#### [Task brief]
Copy every line in the records below that contains the word "thinks".

#### [Record excerpts]
---

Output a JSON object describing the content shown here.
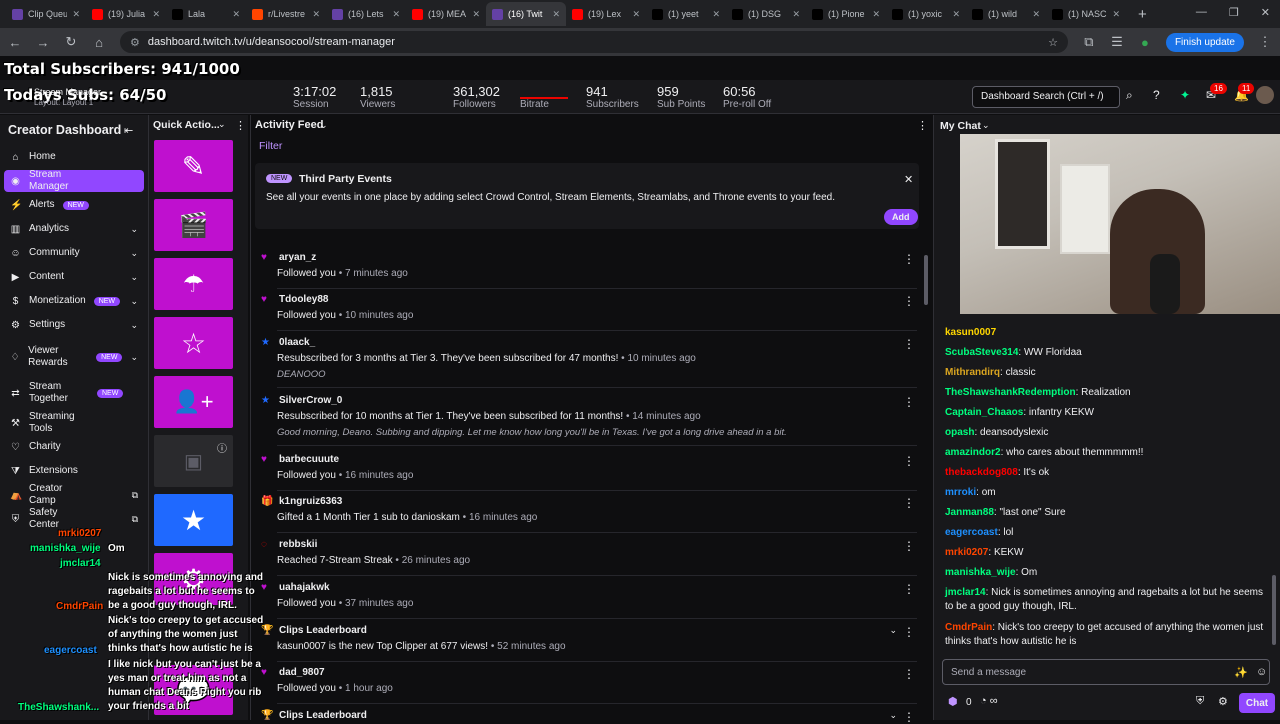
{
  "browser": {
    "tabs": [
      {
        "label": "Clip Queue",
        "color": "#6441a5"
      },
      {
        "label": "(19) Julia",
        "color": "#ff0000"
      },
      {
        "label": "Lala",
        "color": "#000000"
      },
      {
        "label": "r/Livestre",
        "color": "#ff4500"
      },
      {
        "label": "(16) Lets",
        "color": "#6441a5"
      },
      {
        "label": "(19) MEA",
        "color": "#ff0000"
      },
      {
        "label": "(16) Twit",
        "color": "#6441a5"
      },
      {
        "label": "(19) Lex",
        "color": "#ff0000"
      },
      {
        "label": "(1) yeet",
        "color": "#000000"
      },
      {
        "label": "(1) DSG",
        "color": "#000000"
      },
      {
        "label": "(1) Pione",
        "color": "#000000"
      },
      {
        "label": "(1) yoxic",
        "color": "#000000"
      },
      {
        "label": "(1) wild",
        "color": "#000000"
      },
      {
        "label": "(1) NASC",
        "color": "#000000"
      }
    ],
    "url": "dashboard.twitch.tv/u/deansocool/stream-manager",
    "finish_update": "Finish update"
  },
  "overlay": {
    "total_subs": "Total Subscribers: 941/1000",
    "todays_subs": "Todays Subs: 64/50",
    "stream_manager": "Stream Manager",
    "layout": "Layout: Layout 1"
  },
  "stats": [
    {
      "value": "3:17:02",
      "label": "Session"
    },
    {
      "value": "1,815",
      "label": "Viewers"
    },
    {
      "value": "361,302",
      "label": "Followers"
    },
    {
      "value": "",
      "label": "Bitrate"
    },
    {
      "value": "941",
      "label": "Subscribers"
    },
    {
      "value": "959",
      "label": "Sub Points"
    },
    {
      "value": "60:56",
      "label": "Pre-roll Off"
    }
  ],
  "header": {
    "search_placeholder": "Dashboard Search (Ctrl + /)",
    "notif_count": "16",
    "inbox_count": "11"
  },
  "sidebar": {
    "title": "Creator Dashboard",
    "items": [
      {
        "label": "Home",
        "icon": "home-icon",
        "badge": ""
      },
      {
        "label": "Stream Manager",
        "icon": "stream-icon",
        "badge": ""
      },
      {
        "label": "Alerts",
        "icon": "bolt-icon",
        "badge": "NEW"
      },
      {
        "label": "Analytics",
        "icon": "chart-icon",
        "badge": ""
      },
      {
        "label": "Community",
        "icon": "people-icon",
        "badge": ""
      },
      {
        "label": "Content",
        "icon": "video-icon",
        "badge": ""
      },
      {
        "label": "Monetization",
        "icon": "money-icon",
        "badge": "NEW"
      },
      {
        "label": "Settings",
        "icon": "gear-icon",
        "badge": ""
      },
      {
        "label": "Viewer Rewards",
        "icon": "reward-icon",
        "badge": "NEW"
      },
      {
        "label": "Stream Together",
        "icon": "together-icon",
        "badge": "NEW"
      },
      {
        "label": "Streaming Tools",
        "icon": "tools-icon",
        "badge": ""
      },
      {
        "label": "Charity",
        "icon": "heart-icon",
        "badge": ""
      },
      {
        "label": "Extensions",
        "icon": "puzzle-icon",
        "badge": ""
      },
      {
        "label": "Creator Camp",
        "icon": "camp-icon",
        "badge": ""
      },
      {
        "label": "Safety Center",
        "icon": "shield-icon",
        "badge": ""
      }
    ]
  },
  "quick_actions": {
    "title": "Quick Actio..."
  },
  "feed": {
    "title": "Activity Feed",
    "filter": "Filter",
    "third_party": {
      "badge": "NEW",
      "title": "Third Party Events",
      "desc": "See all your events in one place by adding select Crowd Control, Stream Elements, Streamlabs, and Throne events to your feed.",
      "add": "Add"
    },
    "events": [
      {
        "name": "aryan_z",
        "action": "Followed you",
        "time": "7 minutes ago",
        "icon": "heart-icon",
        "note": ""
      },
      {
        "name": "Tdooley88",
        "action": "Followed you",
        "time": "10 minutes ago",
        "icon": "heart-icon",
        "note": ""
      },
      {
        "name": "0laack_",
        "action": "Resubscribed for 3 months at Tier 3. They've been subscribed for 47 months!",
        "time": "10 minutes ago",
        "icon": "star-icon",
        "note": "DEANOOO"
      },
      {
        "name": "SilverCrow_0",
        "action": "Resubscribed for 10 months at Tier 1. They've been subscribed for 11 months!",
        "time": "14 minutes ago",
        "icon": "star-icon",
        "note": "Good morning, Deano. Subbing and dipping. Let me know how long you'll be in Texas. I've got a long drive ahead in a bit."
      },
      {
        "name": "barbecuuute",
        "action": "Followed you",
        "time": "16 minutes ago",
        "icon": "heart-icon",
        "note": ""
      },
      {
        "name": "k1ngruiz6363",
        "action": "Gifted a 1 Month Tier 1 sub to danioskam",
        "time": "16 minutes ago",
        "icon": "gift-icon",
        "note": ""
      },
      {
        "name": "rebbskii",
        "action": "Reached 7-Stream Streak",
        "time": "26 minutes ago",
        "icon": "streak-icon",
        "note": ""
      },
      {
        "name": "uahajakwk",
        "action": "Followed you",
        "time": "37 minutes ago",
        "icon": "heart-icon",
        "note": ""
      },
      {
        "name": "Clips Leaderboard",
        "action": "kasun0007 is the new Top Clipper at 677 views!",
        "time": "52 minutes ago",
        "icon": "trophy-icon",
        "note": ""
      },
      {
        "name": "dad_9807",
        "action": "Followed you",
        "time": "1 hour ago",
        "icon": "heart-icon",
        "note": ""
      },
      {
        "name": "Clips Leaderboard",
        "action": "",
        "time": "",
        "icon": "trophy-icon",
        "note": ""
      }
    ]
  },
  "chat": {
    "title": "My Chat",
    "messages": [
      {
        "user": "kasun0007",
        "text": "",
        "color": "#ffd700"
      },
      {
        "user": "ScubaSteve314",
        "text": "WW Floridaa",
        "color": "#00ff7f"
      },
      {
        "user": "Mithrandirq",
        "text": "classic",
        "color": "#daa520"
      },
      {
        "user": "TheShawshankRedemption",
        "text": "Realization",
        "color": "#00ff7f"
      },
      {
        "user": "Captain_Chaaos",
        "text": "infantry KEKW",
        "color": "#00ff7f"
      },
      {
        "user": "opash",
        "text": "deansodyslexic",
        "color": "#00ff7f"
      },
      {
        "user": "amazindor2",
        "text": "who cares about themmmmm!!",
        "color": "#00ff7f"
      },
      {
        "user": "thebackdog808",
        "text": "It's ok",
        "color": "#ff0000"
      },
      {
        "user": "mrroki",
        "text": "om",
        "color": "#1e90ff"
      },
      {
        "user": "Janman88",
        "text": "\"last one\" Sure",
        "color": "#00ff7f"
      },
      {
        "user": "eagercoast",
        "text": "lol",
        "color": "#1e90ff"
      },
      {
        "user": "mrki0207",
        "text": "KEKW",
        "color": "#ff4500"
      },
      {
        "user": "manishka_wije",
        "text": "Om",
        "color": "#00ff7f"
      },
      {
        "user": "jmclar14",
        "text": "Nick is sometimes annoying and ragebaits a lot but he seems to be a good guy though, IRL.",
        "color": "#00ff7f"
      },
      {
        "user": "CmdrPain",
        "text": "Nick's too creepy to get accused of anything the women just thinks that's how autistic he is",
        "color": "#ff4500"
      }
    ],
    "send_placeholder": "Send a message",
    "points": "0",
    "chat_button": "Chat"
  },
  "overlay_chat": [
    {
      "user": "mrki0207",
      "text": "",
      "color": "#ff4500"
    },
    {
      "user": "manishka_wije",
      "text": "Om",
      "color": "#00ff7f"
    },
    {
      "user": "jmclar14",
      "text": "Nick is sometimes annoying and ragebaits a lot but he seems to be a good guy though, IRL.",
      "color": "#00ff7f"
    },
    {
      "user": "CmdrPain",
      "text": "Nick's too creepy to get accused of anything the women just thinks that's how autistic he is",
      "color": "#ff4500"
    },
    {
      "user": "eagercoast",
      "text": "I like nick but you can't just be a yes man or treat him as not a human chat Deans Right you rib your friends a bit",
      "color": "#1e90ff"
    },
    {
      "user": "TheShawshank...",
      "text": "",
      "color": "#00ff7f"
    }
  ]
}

---

#### [Solution below]
        "text": "Nick's too creepy to get accused of anything the women just thinks that's how autistic he is",
      "text": "Nick's too creepy to get accused of anything the women just thinks that's how autistic he is",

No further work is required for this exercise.